PROBLEM DESCRIPTION
Your task is to transcribe all of the records exactly and leave out the pictures.

GIVEN DATA

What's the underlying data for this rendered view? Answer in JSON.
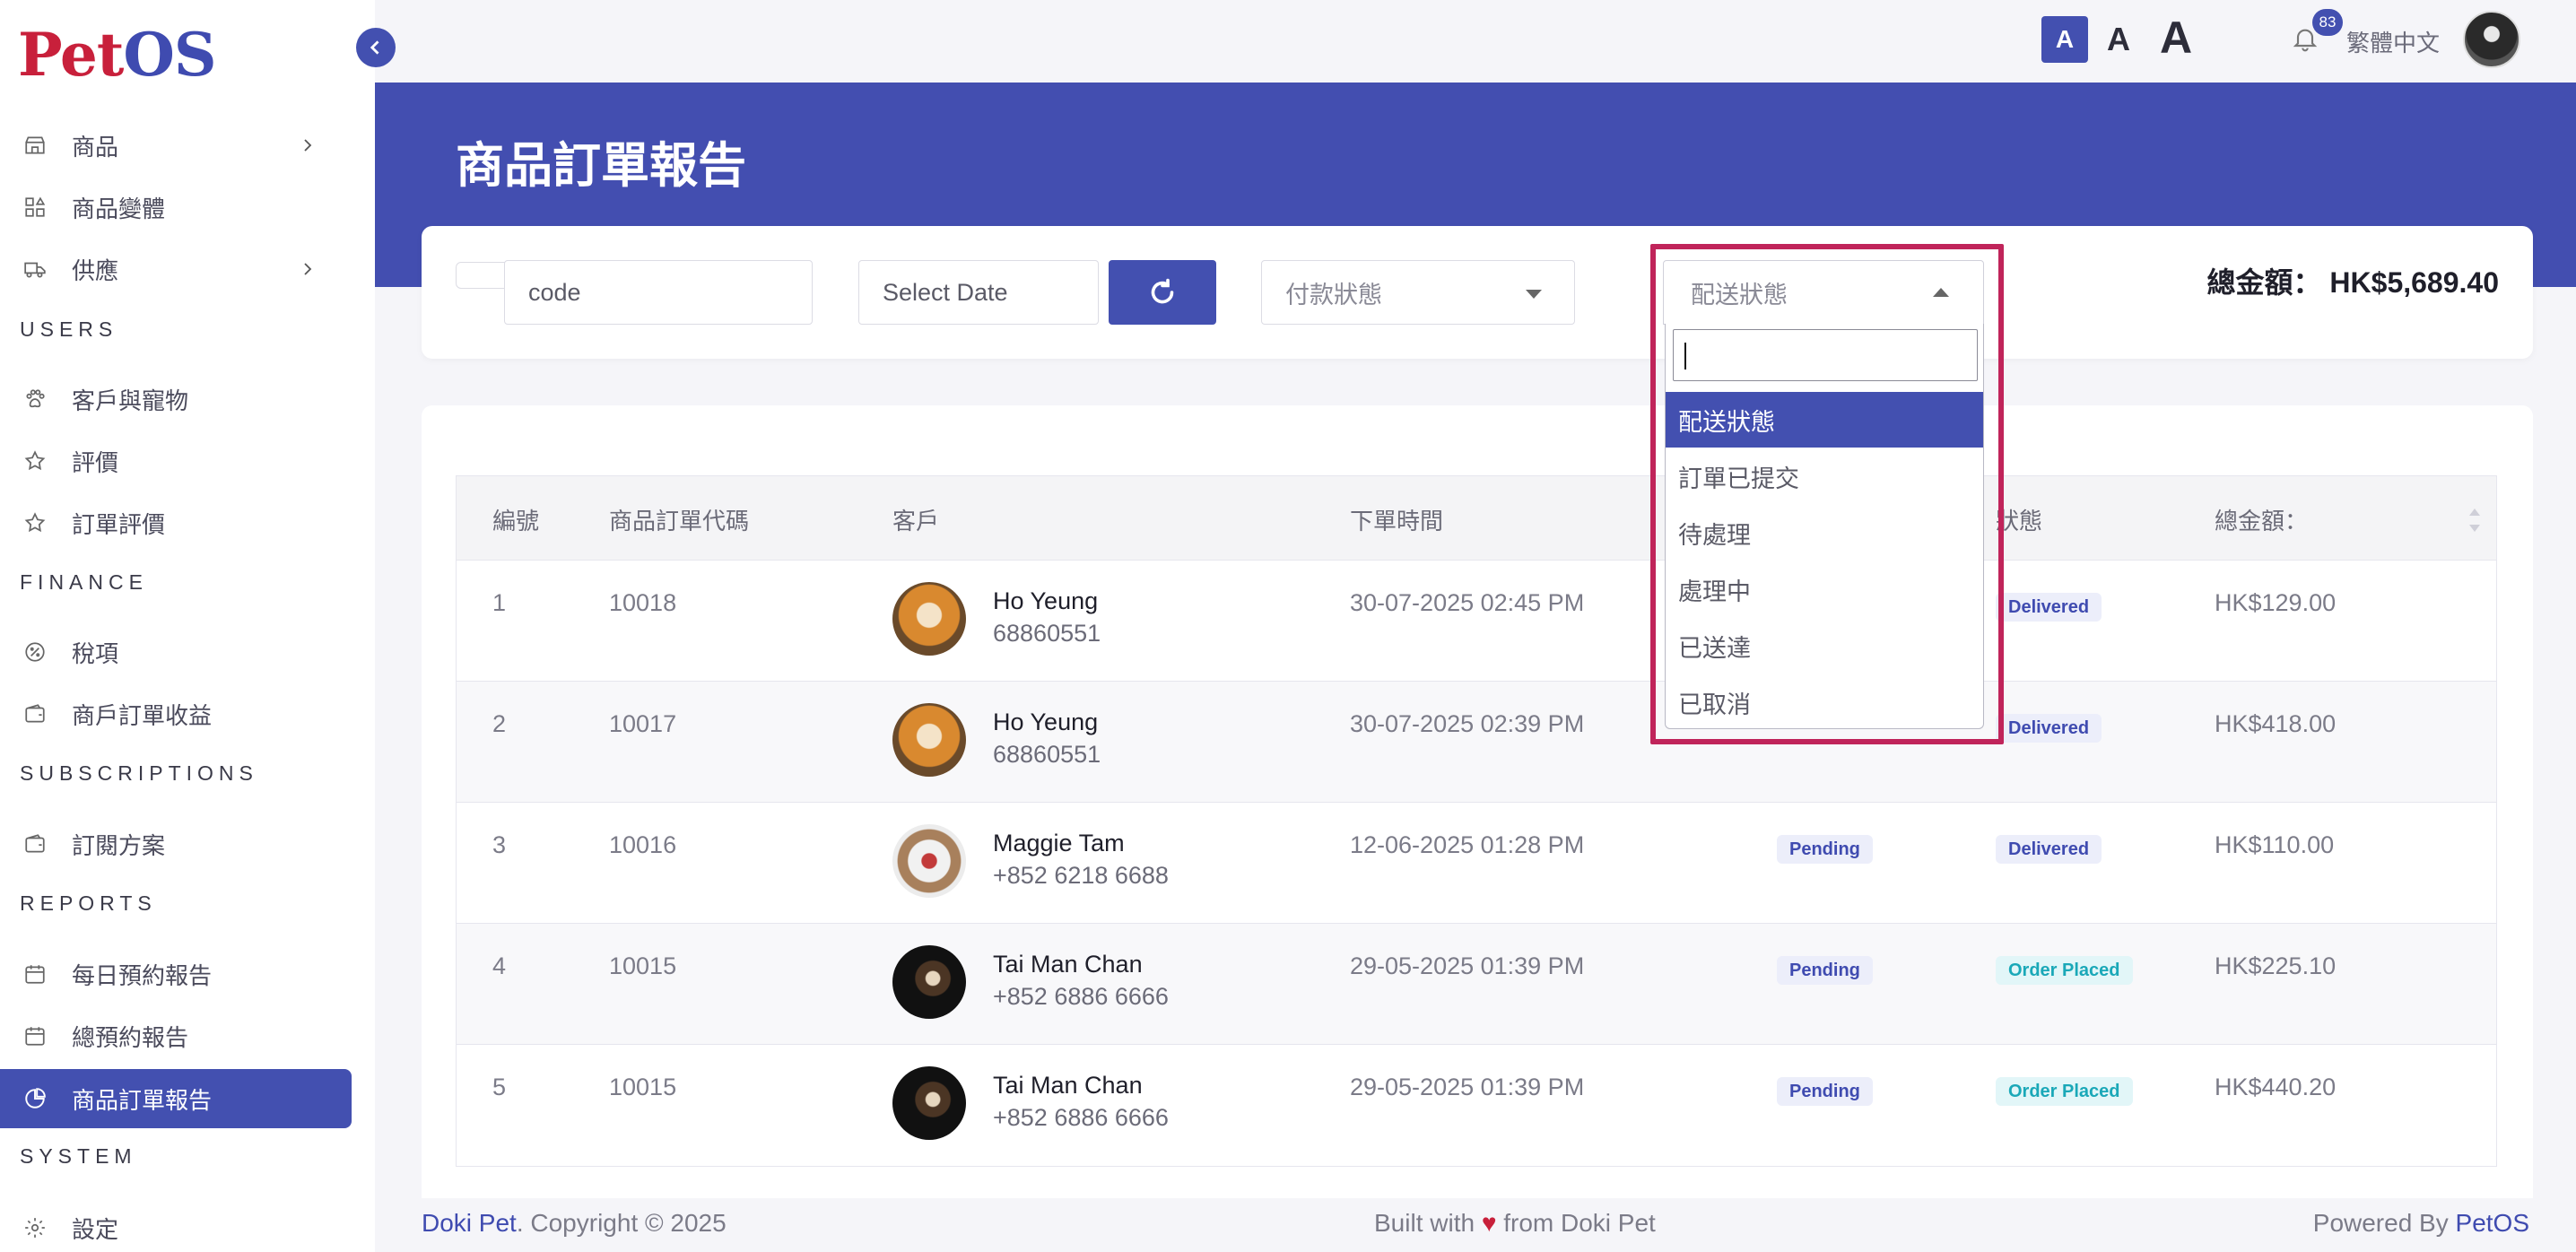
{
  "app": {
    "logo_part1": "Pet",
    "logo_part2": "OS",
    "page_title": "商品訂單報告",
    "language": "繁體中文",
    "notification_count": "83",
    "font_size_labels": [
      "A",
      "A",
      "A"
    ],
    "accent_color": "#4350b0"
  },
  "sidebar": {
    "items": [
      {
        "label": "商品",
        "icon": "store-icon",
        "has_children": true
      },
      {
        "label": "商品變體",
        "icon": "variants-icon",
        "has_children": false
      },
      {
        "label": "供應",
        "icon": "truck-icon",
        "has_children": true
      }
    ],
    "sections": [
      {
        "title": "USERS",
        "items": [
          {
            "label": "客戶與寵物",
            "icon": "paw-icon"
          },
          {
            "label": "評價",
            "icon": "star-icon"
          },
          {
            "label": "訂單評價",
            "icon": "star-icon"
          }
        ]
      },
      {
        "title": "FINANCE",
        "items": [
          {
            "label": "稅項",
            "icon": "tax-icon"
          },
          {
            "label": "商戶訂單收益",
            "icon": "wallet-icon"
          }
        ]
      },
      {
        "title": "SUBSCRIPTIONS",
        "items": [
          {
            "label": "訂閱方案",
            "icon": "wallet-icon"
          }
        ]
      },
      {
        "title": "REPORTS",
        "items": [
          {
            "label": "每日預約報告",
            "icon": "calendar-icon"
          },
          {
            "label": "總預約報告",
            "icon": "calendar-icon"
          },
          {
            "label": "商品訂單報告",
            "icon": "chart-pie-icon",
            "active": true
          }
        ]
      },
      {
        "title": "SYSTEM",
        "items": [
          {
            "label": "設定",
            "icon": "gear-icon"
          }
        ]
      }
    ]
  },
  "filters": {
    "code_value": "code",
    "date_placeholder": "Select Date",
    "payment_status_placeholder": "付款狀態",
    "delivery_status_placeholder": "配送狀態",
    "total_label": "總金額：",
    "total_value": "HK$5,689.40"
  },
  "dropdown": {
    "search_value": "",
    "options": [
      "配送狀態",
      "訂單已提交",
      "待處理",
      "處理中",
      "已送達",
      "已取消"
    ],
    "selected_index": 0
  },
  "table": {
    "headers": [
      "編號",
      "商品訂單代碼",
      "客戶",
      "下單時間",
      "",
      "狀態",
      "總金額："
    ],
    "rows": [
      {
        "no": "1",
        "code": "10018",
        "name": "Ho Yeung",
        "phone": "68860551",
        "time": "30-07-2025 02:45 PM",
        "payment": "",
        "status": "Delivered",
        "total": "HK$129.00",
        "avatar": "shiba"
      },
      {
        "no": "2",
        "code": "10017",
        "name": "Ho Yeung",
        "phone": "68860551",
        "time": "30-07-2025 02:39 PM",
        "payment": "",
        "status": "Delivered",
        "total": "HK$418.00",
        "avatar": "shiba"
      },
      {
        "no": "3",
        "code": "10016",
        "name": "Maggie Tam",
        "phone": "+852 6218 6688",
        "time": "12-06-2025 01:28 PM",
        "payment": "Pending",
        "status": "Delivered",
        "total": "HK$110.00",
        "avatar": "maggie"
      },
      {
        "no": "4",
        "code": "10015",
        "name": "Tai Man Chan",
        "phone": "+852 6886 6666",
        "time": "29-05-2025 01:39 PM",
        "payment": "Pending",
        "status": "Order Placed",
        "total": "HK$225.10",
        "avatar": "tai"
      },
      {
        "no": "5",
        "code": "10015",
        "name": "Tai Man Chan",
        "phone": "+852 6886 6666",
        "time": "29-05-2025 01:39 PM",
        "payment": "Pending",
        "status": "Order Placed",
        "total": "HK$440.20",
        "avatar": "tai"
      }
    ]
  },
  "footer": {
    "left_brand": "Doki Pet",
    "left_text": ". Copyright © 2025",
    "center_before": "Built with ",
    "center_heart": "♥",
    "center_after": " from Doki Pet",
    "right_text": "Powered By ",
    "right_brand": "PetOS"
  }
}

ANSWER TO THIS EXERCISE
What's the underlying data for this rendered view? Answer in JSON.
{
  "app": {
    "logo_part1": "Pet",
    "logo_part2": "OS",
    "page_title": "商品訂單報告",
    "language": "繁體中文",
    "notification_count": "83",
    "font_size_labels": [
      "A",
      "A",
      "A"
    ],
    "accent_color": "#4350b0"
  },
  "sidebar": {
    "items": [
      {
        "label": "商品",
        "icon": "store-icon",
        "has_children": true
      },
      {
        "label": "商品變體",
        "icon": "variants-icon",
        "has_children": false
      },
      {
        "label": "供應",
        "icon": "truck-icon",
        "has_children": true
      }
    ],
    "sections": [
      {
        "title": "USERS",
        "items": [
          {
            "label": "客戶與寵物",
            "icon": "paw-icon"
          },
          {
            "label": "評價",
            "icon": "star-icon"
          },
          {
            "label": "訂單評價",
            "icon": "star-icon"
          }
        ]
      },
      {
        "title": "FINANCE",
        "items": [
          {
            "label": "稅項",
            "icon": "tax-icon"
          },
          {
            "label": "商戶訂單收益",
            "icon": "wallet-icon"
          }
        ]
      },
      {
        "title": "SUBSCRIPTIONS",
        "items": [
          {
            "label": "訂閱方案",
            "icon": "wallet-icon"
          }
        ]
      },
      {
        "title": "REPORTS",
        "items": [
          {
            "label": "每日預約報告",
            "icon": "calendar-icon"
          },
          {
            "label": "總預約報告",
            "icon": "calendar-icon"
          },
          {
            "label": "商品訂單報告",
            "icon": "chart-pie-icon",
            "active": true
          }
        ]
      },
      {
        "title": "SYSTEM",
        "items": [
          {
            "label": "設定",
            "icon": "gear-icon"
          }
        ]
      }
    ]
  },
  "filters": {
    "code_value": "code",
    "date_placeholder": "Select Date",
    "payment_status_placeholder": "付款狀態",
    "delivery_status_placeholder": "配送狀態",
    "total_label": "總金額：",
    "total_value": "HK$5,689.40"
  },
  "dropdown": {
    "search_value": "",
    "options": [
      "配送狀態",
      "訂單已提交",
      "待處理",
      "處理中",
      "已送達",
      "已取消"
    ],
    "selected_index": 0
  },
  "table": {
    "headers": [
      "編號",
      "商品訂單代碼",
      "客戶",
      "下單時間",
      "",
      "狀態",
      "總金額："
    ],
    "rows": [
      {
        "no": "1",
        "code": "10018",
        "name": "Ho Yeung",
        "phone": "68860551",
        "time": "30-07-2025 02:45 PM",
        "payment": "",
        "status": "Delivered",
        "total": "HK$129.00",
        "avatar": "shiba"
      },
      {
        "no": "2",
        "code": "10017",
        "name": "Ho Yeung",
        "phone": "68860551",
        "time": "30-07-2025 02:39 PM",
        "payment": "",
        "status": "Delivered",
        "total": "HK$418.00",
        "avatar": "shiba"
      },
      {
        "no": "3",
        "code": "10016",
        "name": "Maggie Tam",
        "phone": "+852 6218 6688",
        "time": "12-06-2025 01:28 PM",
        "payment": "Pending",
        "status": "Delivered",
        "total": "HK$110.00",
        "avatar": "maggie"
      },
      {
        "no": "4",
        "code": "10015",
        "name": "Tai Man Chan",
        "phone": "+852 6886 6666",
        "time": "29-05-2025 01:39 PM",
        "payment": "Pending",
        "status": "Order Placed",
        "total": "HK$225.10",
        "avatar": "tai"
      },
      {
        "no": "5",
        "code": "10015",
        "name": "Tai Man Chan",
        "phone": "+852 6886 6666",
        "time": "29-05-2025 01:39 PM",
        "payment": "Pending",
        "status": "Order Placed",
        "total": "HK$440.20",
        "avatar": "tai"
      }
    ]
  },
  "footer": {
    "left_brand": "Doki Pet",
    "left_text": ". Copyright © 2025",
    "center_before": "Built with ",
    "center_heart": "♥",
    "center_after": " from Doki Pet",
    "right_text": "Powered By ",
    "right_brand": "PetOS"
  }
}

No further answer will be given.